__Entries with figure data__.
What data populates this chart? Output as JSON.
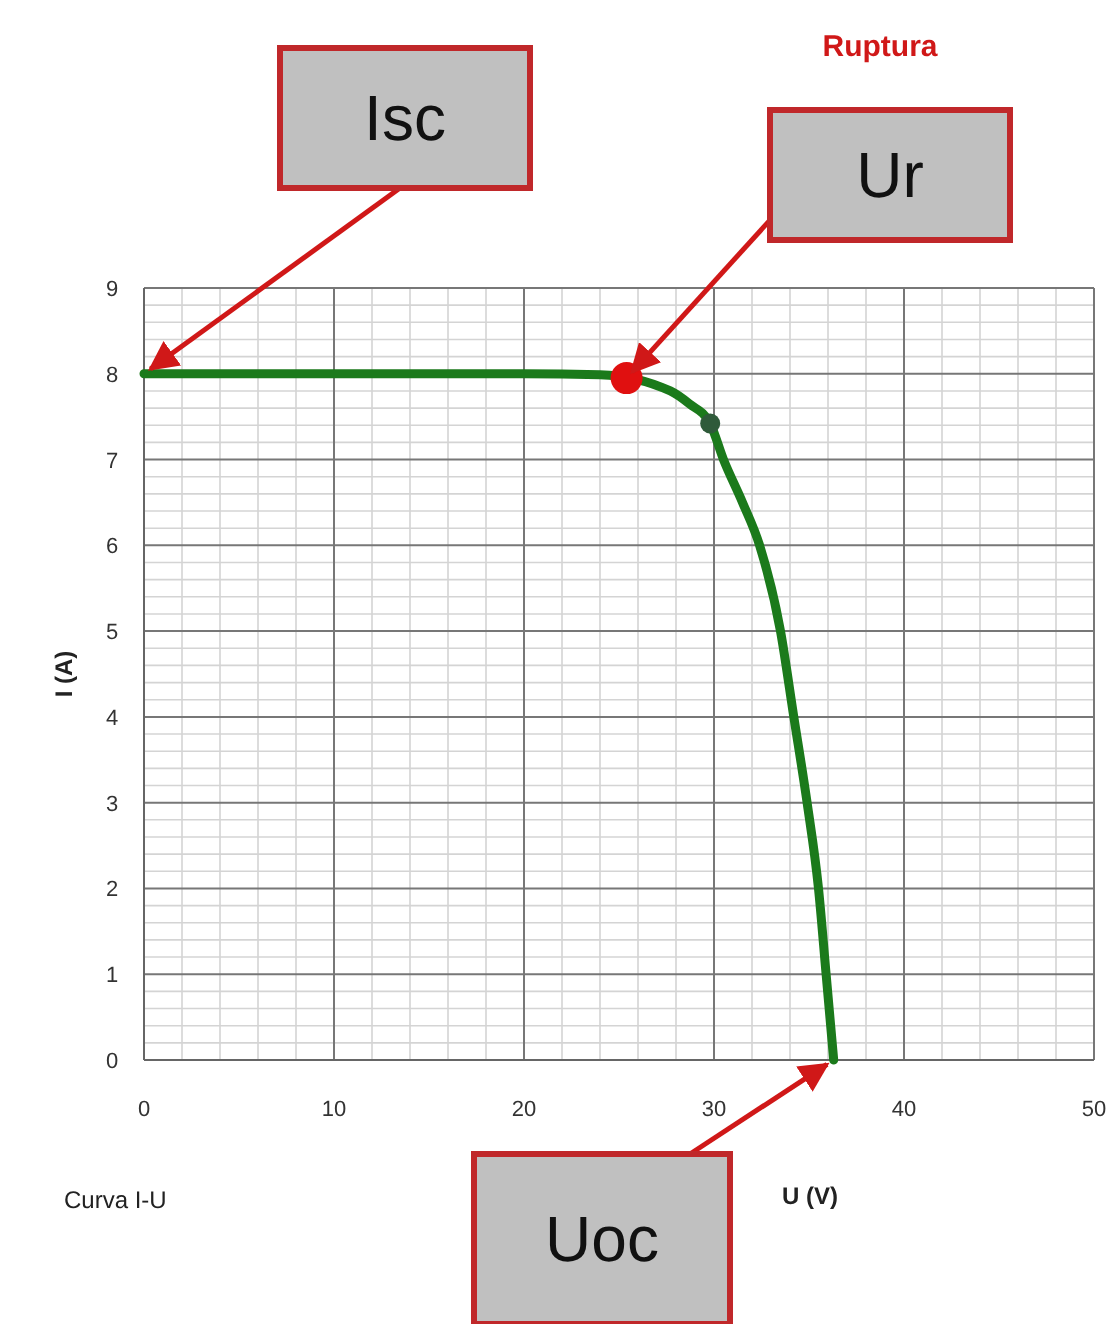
{
  "chart_data": {
    "type": "line",
    "xlabel": "U (V)",
    "ylabel": "I (A)",
    "xlim": [
      0,
      50
    ],
    "xticks": [
      0,
      10,
      20,
      30,
      40,
      50
    ],
    "ylim": [
      0,
      9
    ],
    "yticks": [
      0,
      1,
      2,
      3,
      4,
      5,
      6,
      7,
      8,
      9
    ],
    "grid": true,
    "series": [
      {
        "type": "line",
        "color": "#1b7a1b",
        "marker": "none",
        "x": [
          0,
          10,
          20,
          24,
          27.7,
          28.7,
          29.8,
          30.5,
          31.5,
          32.4,
          33.5,
          34.2,
          34.9,
          35.5,
          35.9,
          36.3
        ],
        "values": [
          8,
          8,
          8,
          7.99,
          7.8,
          7.65,
          7.42,
          7,
          6.5,
          6,
          5,
          4,
          3,
          2,
          1,
          0
        ]
      },
      {
        "type": "scatter",
        "color": "#e01010",
        "marker": "circle",
        "x": [
          25.4
        ],
        "values": [
          7.95
        ]
      },
      {
        "type": "scatter",
        "color": "#2f5a3a",
        "marker": "circle",
        "x": [
          29.8
        ],
        "values": [
          7.42
        ]
      }
    ],
    "annotations": [
      {
        "text": "Isc",
        "x": 0,
        "y": 8
      },
      {
        "text": "Ur",
        "x": 25.4,
        "y": 7.95
      },
      {
        "text": "Uoc",
        "x": 36.3,
        "y": 0
      },
      "Ruptura",
      "Curva  I-U"
    ]
  }
}
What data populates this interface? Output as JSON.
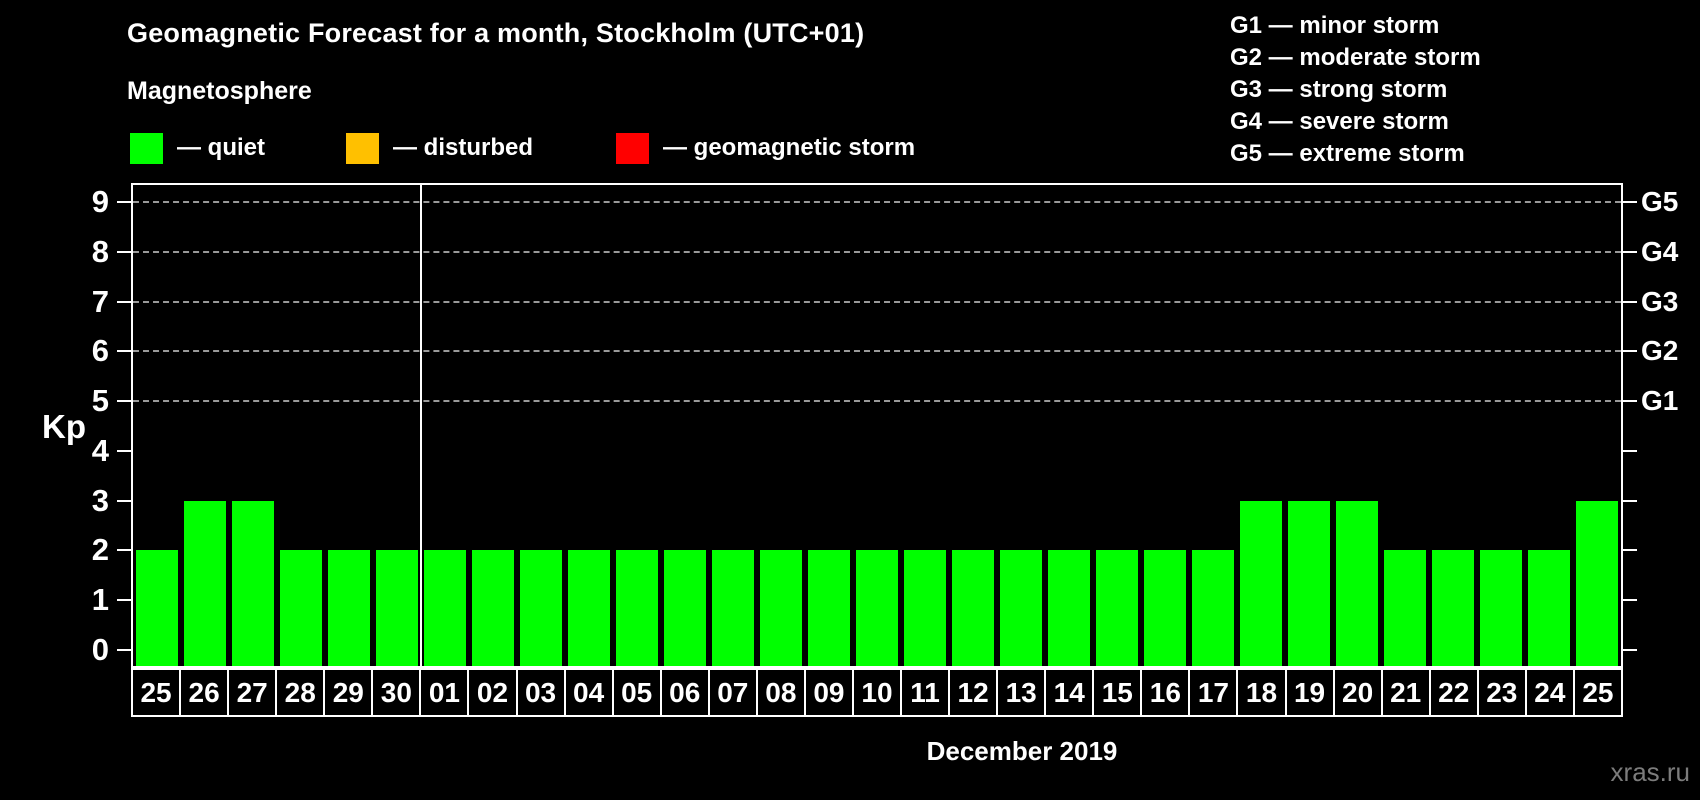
{
  "title": "Geomagnetic Forecast for a month, Stockholm (UTC+01)",
  "subtitle": "Magnetosphere",
  "legend": {
    "items": [
      {
        "label": "— quiet",
        "color": "#00ff00"
      },
      {
        "label": "— disturbed",
        "color": "#ffc000"
      },
      {
        "label": "— geomagnetic storm",
        "color": "#ff0000"
      }
    ]
  },
  "storm_legend": [
    "G1 — minor storm",
    "G2 — moderate storm",
    "G3 — strong storm",
    "G4 — severe storm",
    "G5 — extreme storm"
  ],
  "chart_data": {
    "type": "bar",
    "title": "Geomagnetic Forecast for a month, Stockholm (UTC+01)",
    "ylabel": "Kp",
    "xlabel": "December 2019",
    "ylim": [
      0,
      9
    ],
    "yticks": [
      0,
      1,
      2,
      3,
      4,
      5,
      6,
      7,
      8,
      9
    ],
    "gridlines_at_kp": [
      5,
      6,
      7,
      8,
      9
    ],
    "grid": "dashed, only at storm levels G1–G5",
    "legend_position": "top",
    "right_axis": [
      {
        "kp": 5,
        "label": "G1"
      },
      {
        "kp": 6,
        "label": "G2"
      },
      {
        "kp": 7,
        "label": "G3"
      },
      {
        "kp": 8,
        "label": "G4"
      },
      {
        "kp": 9,
        "label": "G5"
      }
    ],
    "categories": [
      "25",
      "26",
      "27",
      "28",
      "29",
      "30",
      "01",
      "02",
      "03",
      "04",
      "05",
      "06",
      "07",
      "08",
      "09",
      "10",
      "11",
      "12",
      "13",
      "14",
      "15",
      "16",
      "17",
      "18",
      "19",
      "20",
      "21",
      "22",
      "23",
      "24",
      "25"
    ],
    "values": [
      2,
      3,
      3,
      2,
      2,
      2,
      2,
      2,
      2,
      2,
      2,
      2,
      2,
      2,
      2,
      2,
      2,
      2,
      2,
      2,
      2,
      2,
      2,
      3,
      3,
      3,
      2,
      2,
      2,
      2,
      3
    ],
    "bar_color": "#00ff00",
    "month_separator_after_index": 5
  },
  "footer": {
    "month_label": "December 2019",
    "watermark": "xras.ru"
  }
}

__To do__. What do the lines above say from the line containing "What data populates this interface?" through the last line? Quote them exactly, both ends included, and leave out the pictures.

__Output below__.
What data populates this interface? Output as JSON.
{
  "title": "Geomagnetic Forecast for a month, Stockholm (UTC+01)",
  "subtitle": "Magnetosphere",
  "legend": {
    "items": [
      {
        "label": "— quiet",
        "color": "#00ff00"
      },
      {
        "label": "— disturbed",
        "color": "#ffc000"
      },
      {
        "label": "— geomagnetic storm",
        "color": "#ff0000"
      }
    ]
  },
  "storm_legend": [
    "G1 — minor storm",
    "G2 — moderate storm",
    "G3 — strong storm",
    "G4 — severe storm",
    "G5 — extreme storm"
  ],
  "chart_data": {
    "type": "bar",
    "title": "Geomagnetic Forecast for a month, Stockholm (UTC+01)",
    "ylabel": "Kp",
    "xlabel": "December 2019",
    "ylim": [
      0,
      9
    ],
    "yticks": [
      0,
      1,
      2,
      3,
      4,
      5,
      6,
      7,
      8,
      9
    ],
    "gridlines_at_kp": [
      5,
      6,
      7,
      8,
      9
    ],
    "grid": "dashed, only at storm levels G1–G5",
    "legend_position": "top",
    "right_axis": [
      {
        "kp": 5,
        "label": "G1"
      },
      {
        "kp": 6,
        "label": "G2"
      },
      {
        "kp": 7,
        "label": "G3"
      },
      {
        "kp": 8,
        "label": "G4"
      },
      {
        "kp": 9,
        "label": "G5"
      }
    ],
    "categories": [
      "25",
      "26",
      "27",
      "28",
      "29",
      "30",
      "01",
      "02",
      "03",
      "04",
      "05",
      "06",
      "07",
      "08",
      "09",
      "10",
      "11",
      "12",
      "13",
      "14",
      "15",
      "16",
      "17",
      "18",
      "19",
      "20",
      "21",
      "22",
      "23",
      "24",
      "25"
    ],
    "values": [
      2,
      3,
      3,
      2,
      2,
      2,
      2,
      2,
      2,
      2,
      2,
      2,
      2,
      2,
      2,
      2,
      2,
      2,
      2,
      2,
      2,
      2,
      2,
      3,
      3,
      3,
      2,
      2,
      2,
      2,
      3
    ],
    "bar_color": "#00ff00",
    "month_separator_after_index": 5
  },
  "footer": {
    "month_label": "December 2019",
    "watermark": "xras.ru"
  }
}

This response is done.